— Action item —
Report, from the records below, every line where the word "screenshot" appears.

Entries from a visual dataset

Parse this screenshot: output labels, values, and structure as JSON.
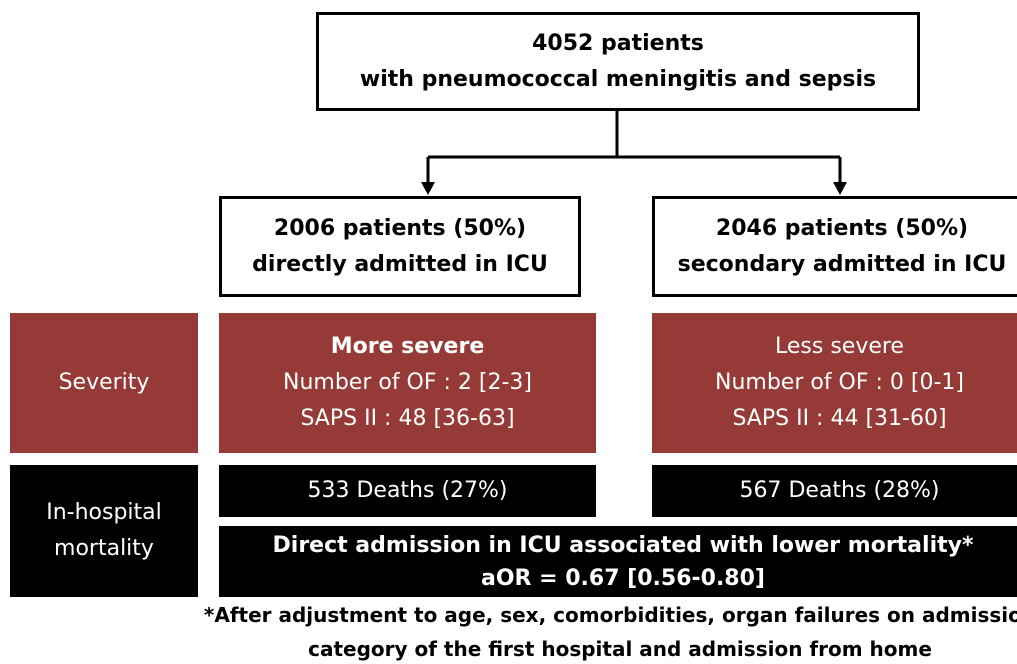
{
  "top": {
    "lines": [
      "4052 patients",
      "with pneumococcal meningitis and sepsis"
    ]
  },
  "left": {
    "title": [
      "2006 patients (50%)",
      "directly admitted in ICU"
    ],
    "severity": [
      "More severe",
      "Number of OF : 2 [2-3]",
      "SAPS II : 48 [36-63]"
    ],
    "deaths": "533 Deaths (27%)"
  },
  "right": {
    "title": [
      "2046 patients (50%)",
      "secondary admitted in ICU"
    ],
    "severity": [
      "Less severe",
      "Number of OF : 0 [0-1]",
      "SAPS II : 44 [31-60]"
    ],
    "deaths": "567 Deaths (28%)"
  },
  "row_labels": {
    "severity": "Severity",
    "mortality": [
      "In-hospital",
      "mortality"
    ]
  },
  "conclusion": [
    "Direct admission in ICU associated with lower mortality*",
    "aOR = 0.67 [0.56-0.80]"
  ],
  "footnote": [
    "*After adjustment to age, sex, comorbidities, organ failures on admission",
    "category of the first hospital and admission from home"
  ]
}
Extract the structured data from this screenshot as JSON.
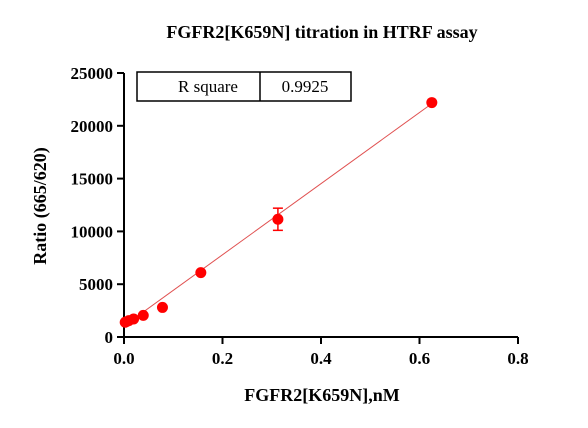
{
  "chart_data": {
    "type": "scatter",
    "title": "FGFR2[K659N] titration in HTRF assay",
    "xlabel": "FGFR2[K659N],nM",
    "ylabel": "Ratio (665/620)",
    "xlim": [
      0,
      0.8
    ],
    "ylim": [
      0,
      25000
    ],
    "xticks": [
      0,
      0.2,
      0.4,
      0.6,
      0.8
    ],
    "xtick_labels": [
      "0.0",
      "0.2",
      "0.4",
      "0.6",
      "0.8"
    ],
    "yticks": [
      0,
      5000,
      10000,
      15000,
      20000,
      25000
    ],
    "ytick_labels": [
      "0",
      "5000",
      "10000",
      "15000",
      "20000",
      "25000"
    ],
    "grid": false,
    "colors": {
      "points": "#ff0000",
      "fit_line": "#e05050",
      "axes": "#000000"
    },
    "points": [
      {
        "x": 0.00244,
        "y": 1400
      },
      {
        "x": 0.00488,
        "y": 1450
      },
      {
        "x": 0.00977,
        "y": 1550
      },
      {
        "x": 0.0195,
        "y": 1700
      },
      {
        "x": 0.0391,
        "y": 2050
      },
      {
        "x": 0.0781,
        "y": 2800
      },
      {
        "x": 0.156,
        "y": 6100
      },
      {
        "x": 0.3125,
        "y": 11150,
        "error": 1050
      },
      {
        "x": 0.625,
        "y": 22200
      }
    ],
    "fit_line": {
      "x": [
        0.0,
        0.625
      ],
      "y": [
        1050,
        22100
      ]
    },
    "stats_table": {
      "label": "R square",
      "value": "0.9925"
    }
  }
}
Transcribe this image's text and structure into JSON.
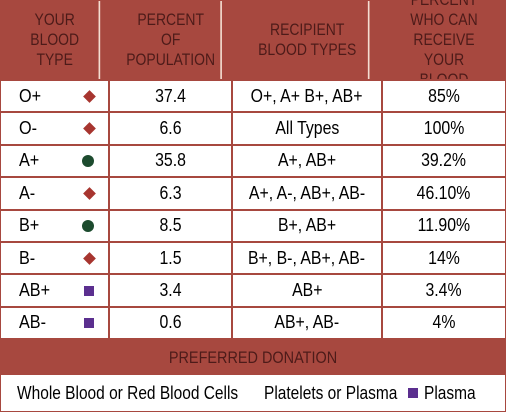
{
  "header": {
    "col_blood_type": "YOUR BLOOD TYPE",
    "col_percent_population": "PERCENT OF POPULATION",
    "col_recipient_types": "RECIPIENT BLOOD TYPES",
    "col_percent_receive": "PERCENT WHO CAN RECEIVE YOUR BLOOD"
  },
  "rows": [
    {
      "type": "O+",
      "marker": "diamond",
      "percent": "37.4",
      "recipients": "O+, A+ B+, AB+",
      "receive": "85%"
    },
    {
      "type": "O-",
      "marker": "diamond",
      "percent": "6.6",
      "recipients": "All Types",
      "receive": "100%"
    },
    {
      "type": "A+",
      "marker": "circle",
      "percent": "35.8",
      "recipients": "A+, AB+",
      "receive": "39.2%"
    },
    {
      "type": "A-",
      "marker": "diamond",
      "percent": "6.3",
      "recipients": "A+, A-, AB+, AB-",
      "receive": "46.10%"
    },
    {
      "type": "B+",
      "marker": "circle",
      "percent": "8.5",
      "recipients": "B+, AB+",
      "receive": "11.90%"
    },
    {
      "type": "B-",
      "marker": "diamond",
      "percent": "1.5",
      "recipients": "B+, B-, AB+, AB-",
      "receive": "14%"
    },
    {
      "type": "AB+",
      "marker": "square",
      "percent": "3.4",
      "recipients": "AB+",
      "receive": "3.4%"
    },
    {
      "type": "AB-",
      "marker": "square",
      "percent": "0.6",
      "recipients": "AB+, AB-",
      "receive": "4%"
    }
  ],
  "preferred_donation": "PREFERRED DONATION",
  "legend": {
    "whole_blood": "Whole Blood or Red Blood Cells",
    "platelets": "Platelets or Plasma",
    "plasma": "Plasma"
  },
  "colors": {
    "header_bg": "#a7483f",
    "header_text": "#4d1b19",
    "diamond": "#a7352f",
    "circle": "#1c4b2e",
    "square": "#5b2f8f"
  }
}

— Answer area —
Parse this screenshot: output labels, values, and structure as JSON.
Extract the structured data from this screenshot as JSON.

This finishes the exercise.